> [TO BE DONE] Work out how many lines include "this" and answer with that number only.
**** PROVIDED INFORMATION ****
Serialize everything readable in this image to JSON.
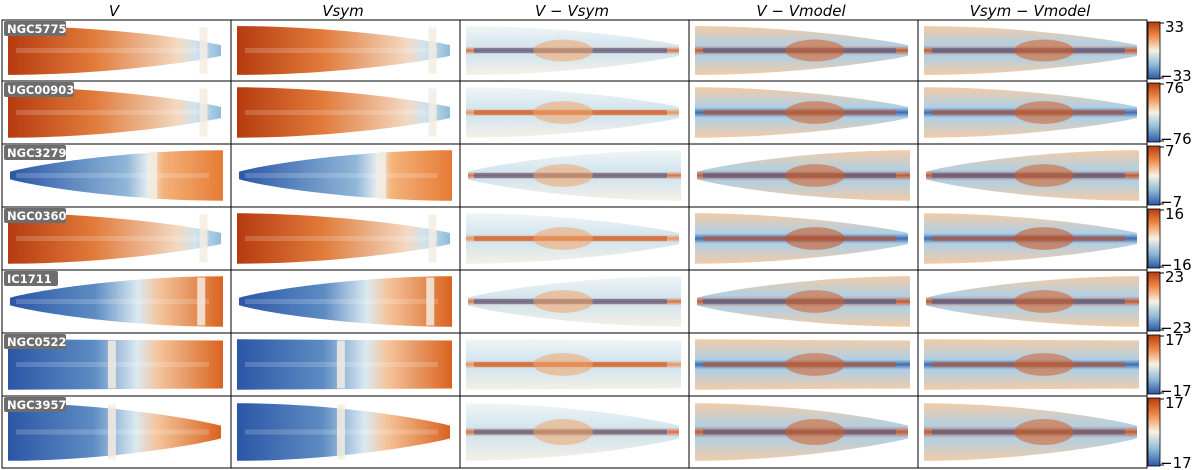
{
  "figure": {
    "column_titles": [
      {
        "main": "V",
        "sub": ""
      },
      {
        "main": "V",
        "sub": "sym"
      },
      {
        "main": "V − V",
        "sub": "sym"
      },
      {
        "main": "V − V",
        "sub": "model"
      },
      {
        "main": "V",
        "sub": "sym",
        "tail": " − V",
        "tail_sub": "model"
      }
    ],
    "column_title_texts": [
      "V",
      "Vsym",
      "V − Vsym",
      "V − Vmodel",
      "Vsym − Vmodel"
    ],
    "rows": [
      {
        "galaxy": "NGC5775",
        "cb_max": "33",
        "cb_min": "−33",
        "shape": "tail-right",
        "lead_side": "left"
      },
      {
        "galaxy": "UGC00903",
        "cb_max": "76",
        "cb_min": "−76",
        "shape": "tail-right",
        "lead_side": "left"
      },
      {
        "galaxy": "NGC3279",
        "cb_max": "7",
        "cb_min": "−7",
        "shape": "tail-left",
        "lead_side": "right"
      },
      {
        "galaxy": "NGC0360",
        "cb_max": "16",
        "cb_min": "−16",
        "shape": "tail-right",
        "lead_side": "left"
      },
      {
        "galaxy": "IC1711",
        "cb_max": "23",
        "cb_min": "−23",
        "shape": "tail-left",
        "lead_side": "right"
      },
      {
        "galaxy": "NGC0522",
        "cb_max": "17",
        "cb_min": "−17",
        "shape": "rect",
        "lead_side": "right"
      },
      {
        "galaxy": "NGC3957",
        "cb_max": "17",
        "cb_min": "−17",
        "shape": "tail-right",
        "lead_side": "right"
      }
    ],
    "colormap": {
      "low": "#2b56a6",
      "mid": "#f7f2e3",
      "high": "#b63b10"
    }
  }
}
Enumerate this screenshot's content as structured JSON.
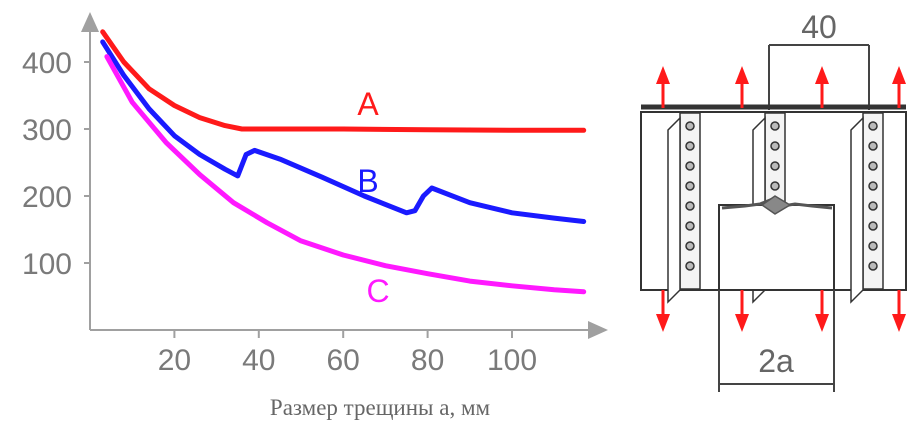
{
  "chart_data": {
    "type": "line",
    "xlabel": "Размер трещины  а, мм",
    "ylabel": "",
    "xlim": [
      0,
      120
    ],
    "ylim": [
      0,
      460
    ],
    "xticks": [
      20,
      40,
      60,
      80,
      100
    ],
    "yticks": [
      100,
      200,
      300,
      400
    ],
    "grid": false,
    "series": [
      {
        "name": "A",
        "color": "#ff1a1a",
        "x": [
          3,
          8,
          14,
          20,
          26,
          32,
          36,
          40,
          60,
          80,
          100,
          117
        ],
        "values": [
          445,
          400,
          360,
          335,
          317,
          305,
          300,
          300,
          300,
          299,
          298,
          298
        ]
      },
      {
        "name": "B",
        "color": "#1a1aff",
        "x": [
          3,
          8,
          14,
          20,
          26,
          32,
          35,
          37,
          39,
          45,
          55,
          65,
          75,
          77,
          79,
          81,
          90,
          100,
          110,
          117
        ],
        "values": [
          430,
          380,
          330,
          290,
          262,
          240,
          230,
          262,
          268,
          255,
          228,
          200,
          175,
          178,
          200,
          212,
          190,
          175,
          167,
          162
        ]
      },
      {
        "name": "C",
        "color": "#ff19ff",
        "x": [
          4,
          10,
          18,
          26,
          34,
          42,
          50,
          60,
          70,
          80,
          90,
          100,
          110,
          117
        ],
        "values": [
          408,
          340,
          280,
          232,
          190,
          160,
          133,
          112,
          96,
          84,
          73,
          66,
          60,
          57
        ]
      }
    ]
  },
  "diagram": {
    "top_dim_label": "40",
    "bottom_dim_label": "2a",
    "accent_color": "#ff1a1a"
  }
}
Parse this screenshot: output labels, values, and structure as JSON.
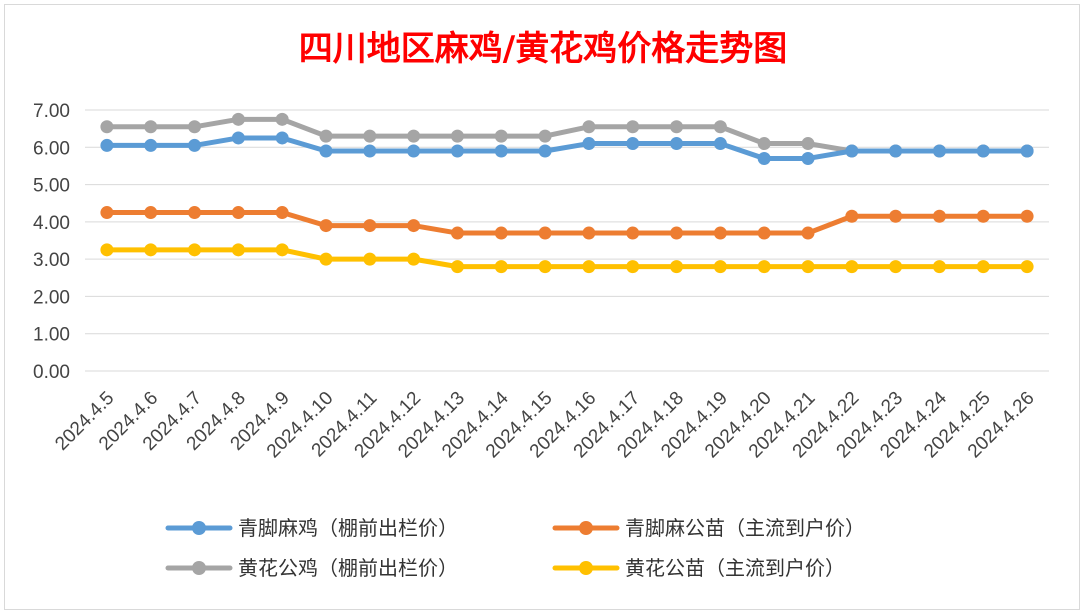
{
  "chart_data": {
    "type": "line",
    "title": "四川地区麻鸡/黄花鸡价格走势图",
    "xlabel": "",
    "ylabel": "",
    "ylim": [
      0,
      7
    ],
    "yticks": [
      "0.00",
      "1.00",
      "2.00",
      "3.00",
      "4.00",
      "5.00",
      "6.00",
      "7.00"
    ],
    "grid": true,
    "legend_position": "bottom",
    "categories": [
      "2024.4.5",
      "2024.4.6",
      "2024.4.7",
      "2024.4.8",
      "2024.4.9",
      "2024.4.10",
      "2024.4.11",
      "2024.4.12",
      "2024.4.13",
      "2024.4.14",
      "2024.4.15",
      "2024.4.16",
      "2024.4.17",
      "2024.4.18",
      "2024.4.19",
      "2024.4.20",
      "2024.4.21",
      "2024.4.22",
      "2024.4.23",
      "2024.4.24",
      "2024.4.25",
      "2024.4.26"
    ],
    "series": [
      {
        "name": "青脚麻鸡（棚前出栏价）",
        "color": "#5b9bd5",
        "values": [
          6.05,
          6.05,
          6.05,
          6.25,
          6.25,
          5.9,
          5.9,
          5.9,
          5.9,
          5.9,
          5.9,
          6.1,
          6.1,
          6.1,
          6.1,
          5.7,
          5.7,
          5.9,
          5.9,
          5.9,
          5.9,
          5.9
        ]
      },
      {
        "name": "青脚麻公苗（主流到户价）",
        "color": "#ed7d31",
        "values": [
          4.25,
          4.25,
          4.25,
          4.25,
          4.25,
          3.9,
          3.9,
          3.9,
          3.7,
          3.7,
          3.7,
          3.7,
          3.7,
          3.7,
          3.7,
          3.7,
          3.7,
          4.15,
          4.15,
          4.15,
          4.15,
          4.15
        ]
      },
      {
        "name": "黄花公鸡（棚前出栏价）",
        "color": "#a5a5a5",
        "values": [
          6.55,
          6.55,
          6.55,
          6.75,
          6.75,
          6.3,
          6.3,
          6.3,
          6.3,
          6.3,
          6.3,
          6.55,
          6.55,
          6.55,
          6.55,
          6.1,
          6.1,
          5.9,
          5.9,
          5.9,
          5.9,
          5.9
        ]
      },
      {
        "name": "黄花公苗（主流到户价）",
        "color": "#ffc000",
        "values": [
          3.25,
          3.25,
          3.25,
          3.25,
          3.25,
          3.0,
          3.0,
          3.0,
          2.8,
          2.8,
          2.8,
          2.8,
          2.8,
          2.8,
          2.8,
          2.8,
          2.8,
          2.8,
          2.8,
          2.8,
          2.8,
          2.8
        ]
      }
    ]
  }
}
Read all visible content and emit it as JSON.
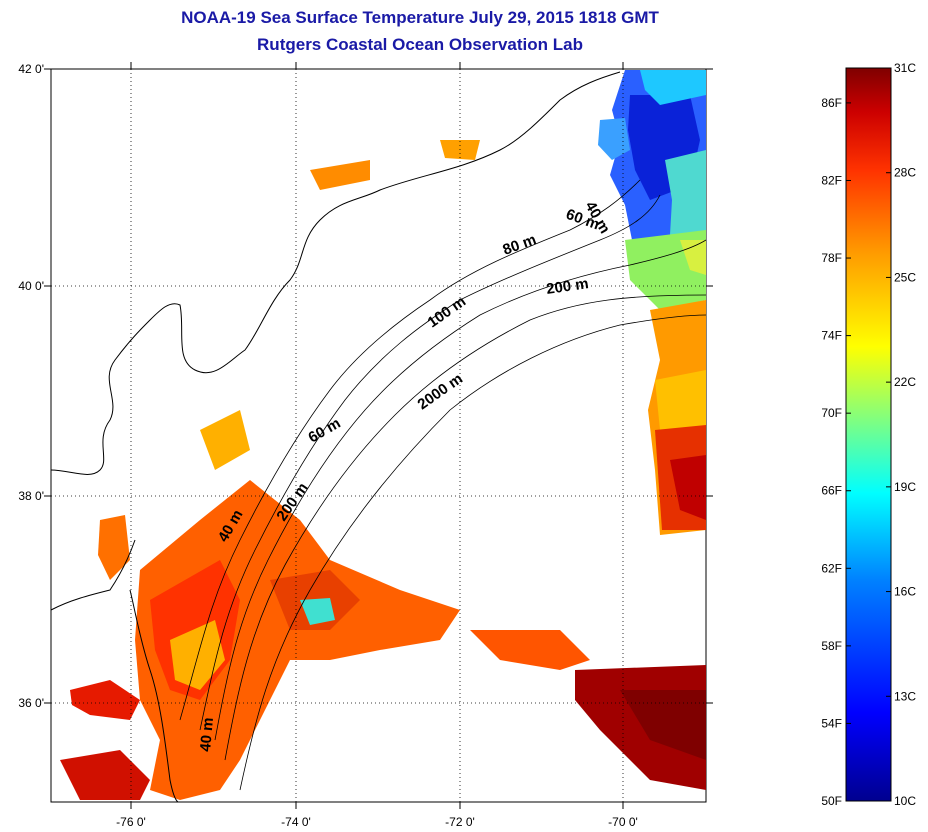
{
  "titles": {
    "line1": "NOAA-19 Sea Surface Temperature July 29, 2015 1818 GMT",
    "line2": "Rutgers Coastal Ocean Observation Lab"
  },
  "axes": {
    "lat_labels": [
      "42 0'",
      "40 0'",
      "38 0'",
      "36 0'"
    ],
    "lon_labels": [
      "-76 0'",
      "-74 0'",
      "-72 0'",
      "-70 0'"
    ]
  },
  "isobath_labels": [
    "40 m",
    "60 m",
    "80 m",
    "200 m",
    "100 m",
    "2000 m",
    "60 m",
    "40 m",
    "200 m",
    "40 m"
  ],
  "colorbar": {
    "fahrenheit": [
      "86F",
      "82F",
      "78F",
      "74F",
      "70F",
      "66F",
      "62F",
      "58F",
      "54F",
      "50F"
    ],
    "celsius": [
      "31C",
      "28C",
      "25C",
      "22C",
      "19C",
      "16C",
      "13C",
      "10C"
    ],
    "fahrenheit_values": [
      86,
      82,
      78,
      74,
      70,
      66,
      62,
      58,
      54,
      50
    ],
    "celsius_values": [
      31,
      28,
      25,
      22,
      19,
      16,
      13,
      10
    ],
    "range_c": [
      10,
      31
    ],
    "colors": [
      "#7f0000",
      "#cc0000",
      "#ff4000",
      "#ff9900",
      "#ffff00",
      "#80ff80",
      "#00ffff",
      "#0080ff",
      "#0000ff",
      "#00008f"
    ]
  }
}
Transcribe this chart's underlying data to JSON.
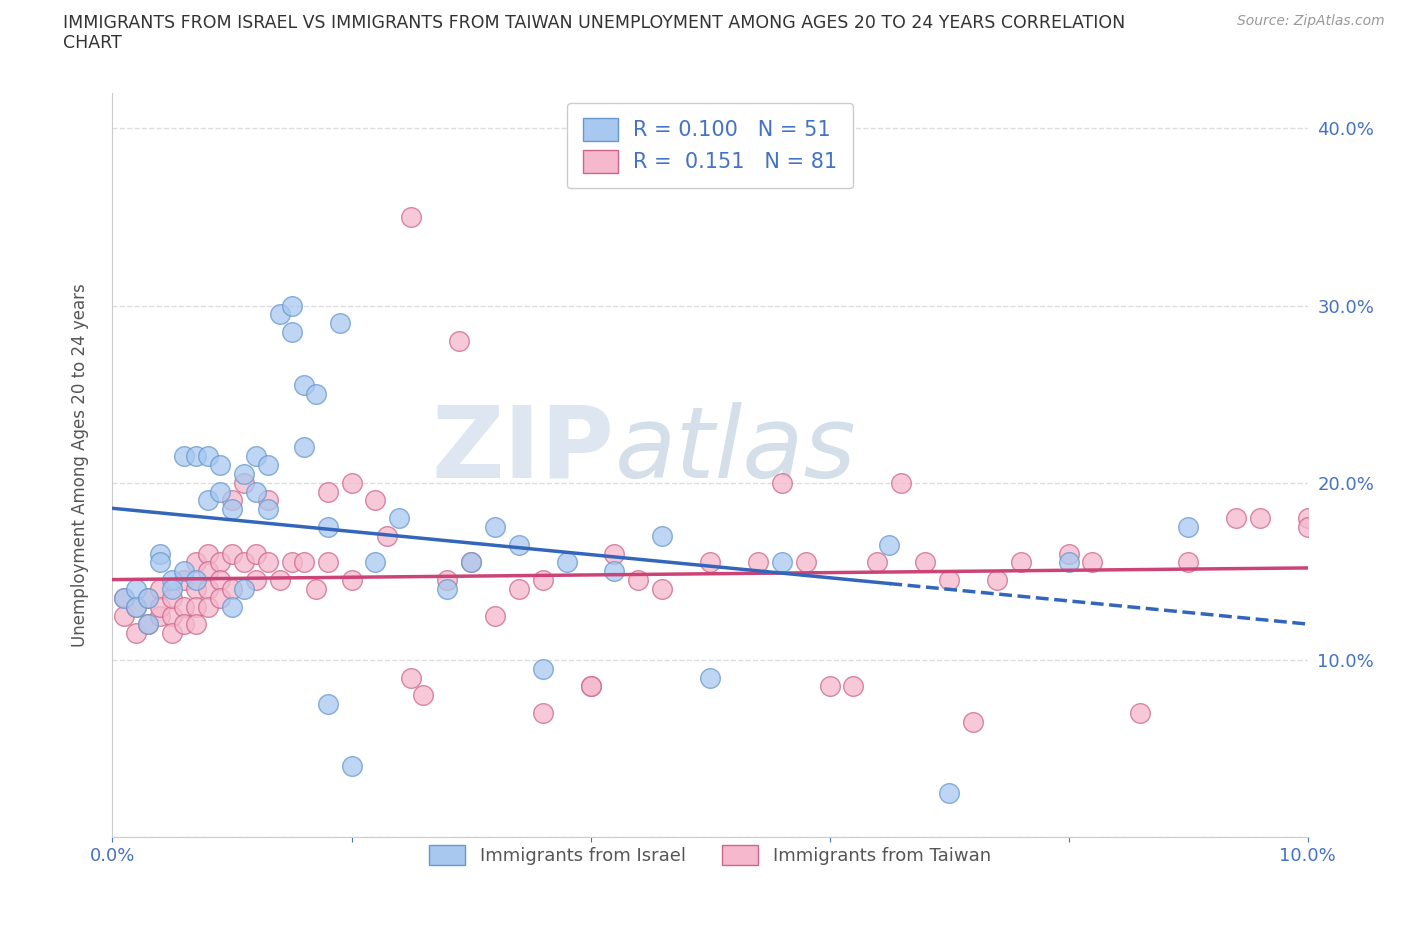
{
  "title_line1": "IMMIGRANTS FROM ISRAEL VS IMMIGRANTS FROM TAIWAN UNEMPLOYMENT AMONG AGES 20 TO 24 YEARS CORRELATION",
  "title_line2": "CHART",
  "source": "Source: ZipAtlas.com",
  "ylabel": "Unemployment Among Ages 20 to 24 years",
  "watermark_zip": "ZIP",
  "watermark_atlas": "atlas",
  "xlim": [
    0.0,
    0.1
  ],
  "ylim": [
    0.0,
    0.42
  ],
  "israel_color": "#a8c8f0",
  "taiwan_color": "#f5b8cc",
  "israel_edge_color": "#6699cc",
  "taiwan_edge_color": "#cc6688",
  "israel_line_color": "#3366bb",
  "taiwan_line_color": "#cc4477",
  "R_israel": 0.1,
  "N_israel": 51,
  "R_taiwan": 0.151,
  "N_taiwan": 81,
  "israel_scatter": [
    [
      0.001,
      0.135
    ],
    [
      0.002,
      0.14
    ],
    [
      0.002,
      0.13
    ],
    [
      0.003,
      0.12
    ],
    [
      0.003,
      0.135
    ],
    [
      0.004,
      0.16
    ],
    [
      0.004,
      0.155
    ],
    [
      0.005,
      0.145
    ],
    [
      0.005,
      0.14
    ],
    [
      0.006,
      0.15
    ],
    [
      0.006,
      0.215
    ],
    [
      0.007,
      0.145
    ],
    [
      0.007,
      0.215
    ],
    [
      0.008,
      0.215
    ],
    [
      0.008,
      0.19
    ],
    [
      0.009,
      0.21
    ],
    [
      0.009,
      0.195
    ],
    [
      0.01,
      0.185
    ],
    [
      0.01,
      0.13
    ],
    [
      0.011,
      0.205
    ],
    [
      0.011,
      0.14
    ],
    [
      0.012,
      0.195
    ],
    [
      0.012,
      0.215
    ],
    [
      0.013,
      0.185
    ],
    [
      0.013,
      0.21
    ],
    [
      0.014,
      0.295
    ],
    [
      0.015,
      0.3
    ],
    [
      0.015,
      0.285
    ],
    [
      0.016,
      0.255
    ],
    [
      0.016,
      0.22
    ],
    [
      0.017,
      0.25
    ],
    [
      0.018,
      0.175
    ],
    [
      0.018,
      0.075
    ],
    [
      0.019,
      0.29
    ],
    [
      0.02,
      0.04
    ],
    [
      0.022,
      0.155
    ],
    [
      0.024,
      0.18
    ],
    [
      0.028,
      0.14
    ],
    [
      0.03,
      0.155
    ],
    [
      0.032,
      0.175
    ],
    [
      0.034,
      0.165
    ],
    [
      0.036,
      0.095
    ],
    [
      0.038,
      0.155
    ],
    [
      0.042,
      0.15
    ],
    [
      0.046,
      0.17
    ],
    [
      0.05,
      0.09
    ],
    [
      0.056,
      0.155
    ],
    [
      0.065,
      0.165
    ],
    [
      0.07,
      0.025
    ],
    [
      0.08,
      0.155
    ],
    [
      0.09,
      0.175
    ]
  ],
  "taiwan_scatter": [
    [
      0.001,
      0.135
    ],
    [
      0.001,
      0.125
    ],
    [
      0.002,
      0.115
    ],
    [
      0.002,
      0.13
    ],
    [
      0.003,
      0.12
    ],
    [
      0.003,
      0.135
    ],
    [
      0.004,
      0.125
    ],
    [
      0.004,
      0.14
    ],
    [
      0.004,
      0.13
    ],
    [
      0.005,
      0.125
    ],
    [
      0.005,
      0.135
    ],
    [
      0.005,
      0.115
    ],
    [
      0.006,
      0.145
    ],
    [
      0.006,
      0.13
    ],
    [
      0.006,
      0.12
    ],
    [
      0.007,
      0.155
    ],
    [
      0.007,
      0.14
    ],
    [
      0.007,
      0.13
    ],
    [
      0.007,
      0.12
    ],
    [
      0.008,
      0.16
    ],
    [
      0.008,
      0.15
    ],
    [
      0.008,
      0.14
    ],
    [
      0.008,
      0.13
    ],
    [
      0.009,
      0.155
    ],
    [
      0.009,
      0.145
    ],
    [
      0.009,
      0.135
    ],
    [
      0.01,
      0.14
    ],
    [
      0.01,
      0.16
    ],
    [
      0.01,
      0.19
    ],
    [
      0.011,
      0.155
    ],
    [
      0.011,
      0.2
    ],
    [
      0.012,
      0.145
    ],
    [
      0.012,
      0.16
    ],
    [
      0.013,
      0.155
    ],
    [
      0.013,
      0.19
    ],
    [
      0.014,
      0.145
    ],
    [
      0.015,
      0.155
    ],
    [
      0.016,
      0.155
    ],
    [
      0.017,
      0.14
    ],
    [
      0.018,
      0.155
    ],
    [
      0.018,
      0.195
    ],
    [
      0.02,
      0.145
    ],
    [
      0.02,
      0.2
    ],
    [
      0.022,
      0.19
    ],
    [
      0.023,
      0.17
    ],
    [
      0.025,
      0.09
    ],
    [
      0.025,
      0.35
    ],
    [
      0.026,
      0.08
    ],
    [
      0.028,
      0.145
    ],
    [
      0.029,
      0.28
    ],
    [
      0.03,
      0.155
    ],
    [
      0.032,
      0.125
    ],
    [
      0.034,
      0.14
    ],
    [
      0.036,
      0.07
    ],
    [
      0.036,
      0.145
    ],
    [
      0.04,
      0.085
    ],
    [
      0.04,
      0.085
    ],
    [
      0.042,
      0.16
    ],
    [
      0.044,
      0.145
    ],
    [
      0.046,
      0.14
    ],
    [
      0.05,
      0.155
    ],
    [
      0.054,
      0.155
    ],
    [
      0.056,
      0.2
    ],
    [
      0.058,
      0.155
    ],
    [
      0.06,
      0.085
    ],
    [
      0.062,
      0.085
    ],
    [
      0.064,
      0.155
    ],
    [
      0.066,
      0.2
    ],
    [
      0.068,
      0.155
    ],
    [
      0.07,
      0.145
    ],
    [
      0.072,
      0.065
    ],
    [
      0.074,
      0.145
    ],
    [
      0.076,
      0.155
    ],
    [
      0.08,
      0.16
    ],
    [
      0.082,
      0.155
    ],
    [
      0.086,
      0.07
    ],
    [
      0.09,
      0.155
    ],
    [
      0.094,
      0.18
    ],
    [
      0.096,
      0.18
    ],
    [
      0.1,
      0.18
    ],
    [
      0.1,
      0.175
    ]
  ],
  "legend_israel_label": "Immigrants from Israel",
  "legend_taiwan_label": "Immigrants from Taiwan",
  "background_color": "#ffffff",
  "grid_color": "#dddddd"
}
****
> [FULL RESPONSE] 4